### What needs to be done
Please transcribe the listing below in full and word for word, without its pictures.

### Source records
====================
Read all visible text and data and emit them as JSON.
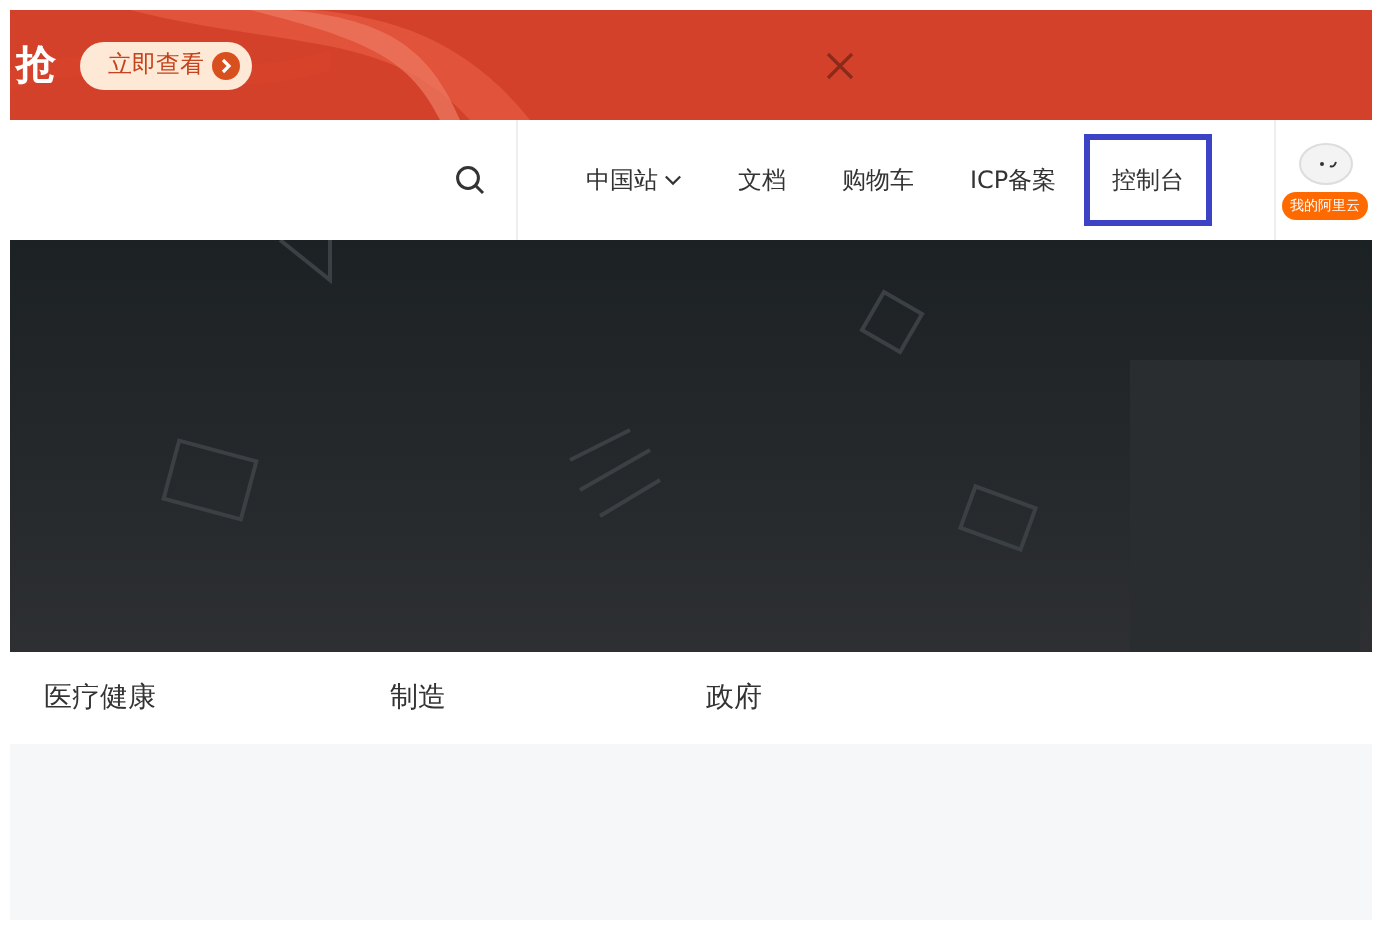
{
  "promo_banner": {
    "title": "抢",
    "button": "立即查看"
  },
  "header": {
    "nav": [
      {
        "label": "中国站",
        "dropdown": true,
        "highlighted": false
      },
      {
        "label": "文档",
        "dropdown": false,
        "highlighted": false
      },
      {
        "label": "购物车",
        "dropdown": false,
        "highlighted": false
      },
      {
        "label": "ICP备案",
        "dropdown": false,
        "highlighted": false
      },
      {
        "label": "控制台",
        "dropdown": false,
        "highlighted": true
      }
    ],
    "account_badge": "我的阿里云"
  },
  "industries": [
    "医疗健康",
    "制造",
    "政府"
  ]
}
====================
### Task response
Read all visible text and data and emit them as JSON.
{
  "promo_banner": {
    "title": "抢",
    "button": "立即查看"
  },
  "header": {
    "nav": [
      {
        "label": "中国站",
        "dropdown": true,
        "highlighted": false
      },
      {
        "label": "文档",
        "dropdown": false,
        "highlighted": false
      },
      {
        "label": "购物车",
        "dropdown": false,
        "highlighted": false
      },
      {
        "label": "ICP备案",
        "dropdown": false,
        "highlighted": false
      },
      {
        "label": "控制台",
        "dropdown": false,
        "highlighted": true
      }
    ],
    "account_badge": "我的阿里云"
  },
  "industries": [
    "医疗健康",
    "制造",
    "政府"
  ]
}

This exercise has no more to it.